WRITTEN INSTRUCTION:
Output the data word for word, dropping every image.

ROWS:
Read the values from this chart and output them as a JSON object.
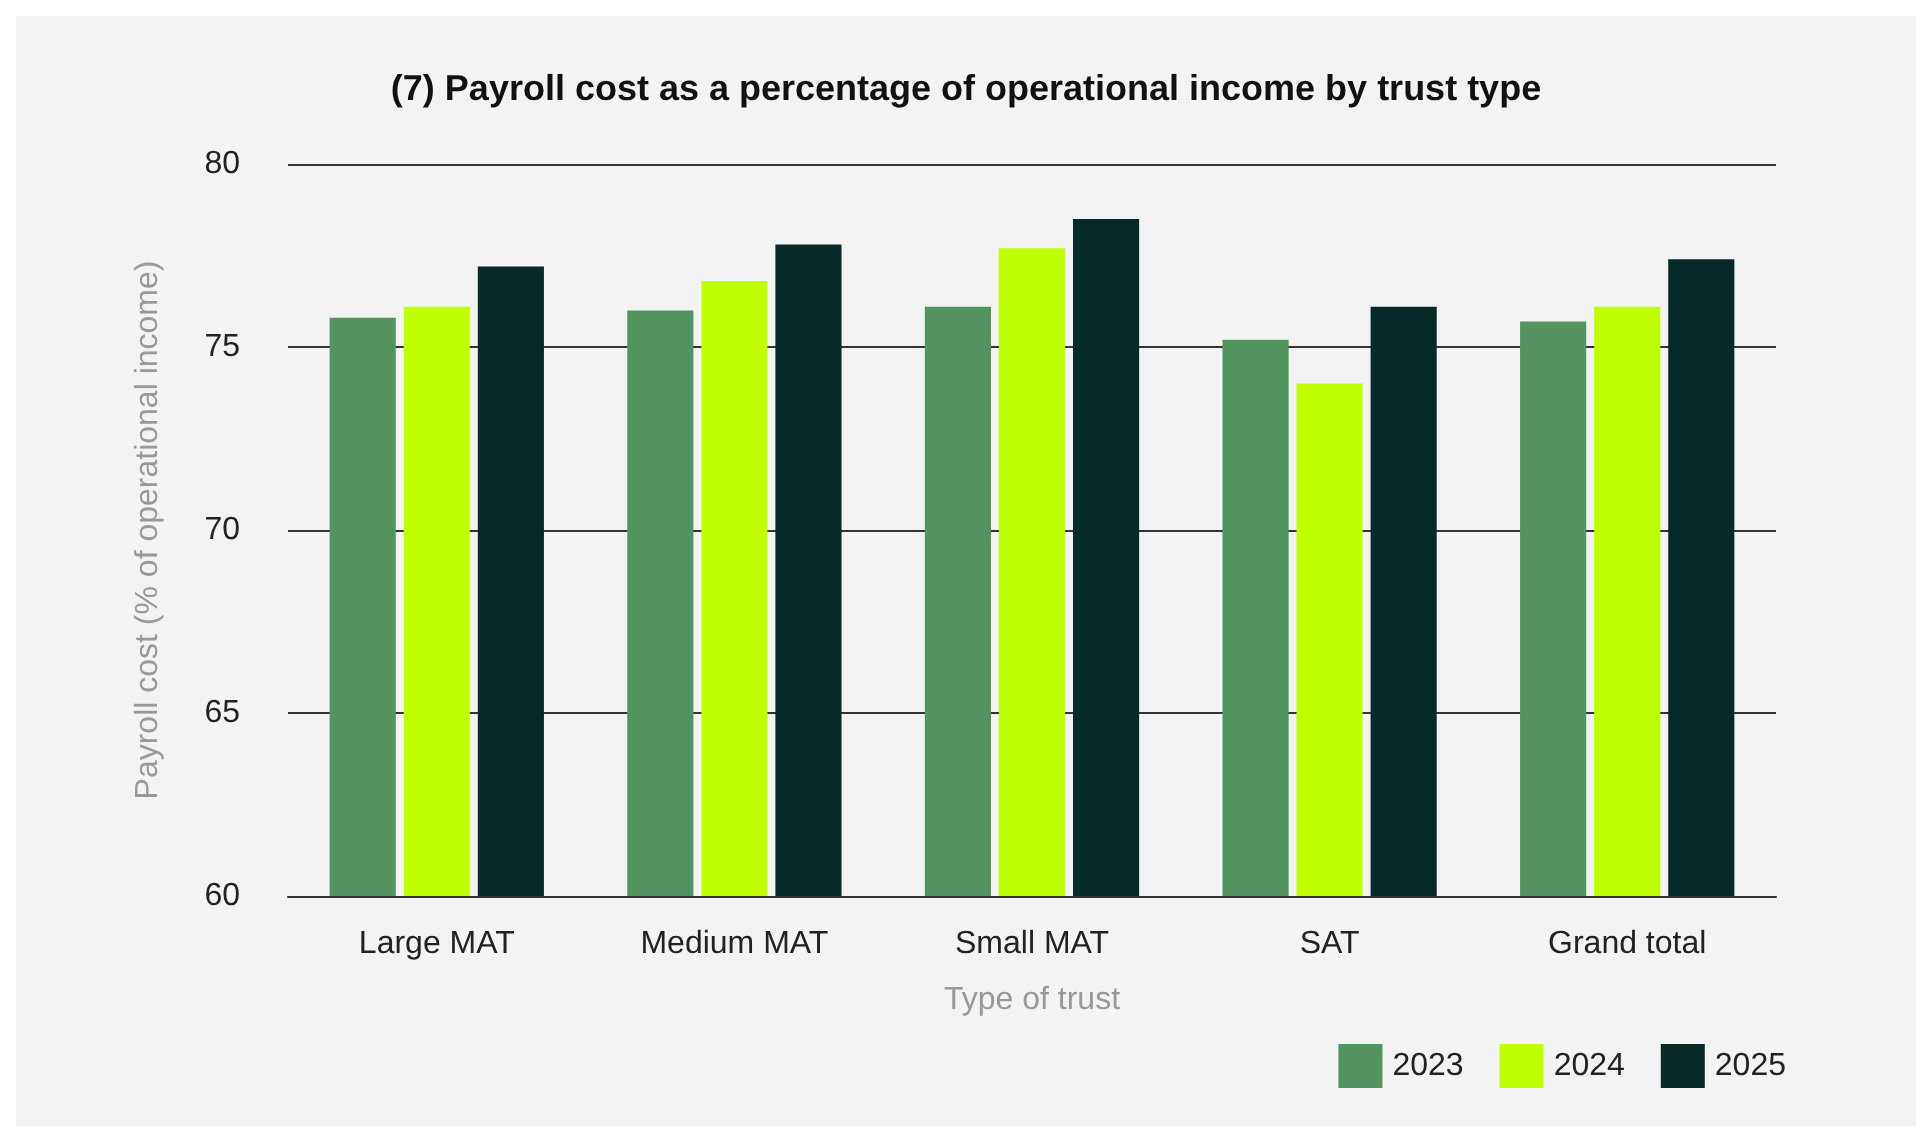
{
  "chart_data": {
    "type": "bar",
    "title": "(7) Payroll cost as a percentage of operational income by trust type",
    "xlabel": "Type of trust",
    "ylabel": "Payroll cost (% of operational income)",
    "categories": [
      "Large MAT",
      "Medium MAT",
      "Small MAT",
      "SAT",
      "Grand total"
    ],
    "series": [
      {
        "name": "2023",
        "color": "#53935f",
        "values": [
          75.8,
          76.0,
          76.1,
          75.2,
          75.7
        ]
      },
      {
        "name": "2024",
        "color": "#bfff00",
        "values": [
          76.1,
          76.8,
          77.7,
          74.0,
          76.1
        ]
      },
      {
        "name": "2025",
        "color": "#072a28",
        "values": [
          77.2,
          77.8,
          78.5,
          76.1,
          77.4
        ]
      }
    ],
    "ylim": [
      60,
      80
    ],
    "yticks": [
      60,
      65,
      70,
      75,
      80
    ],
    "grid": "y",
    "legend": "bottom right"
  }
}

SOLVED PROBLEM:
Read the values from this chart and output them as a JSON object.
{
  "chart_data": {
    "type": "bar",
    "title": "(7) Payroll cost as a percentage of operational income by trust type",
    "xlabel": "Type of trust",
    "ylabel": "Payroll cost (% of operational income)",
    "categories": [
      "Large MAT",
      "Medium MAT",
      "Small MAT",
      "SAT",
      "Grand total"
    ],
    "series": [
      {
        "name": "2023",
        "color": "#53935f",
        "values": [
          75.8,
          76.0,
          76.1,
          75.2,
          75.7
        ]
      },
      {
        "name": "2024",
        "color": "#bfff00",
        "values": [
          76.1,
          76.8,
          77.7,
          74.0,
          76.1
        ]
      },
      {
        "name": "2025",
        "color": "#072a28",
        "values": [
          77.2,
          77.8,
          78.5,
          76.1,
          77.4
        ]
      }
    ],
    "ylim": [
      60,
      80
    ],
    "yticks": [
      60,
      65,
      70,
      75,
      80
    ],
    "grid": "y",
    "legend": "bottom right"
  }
}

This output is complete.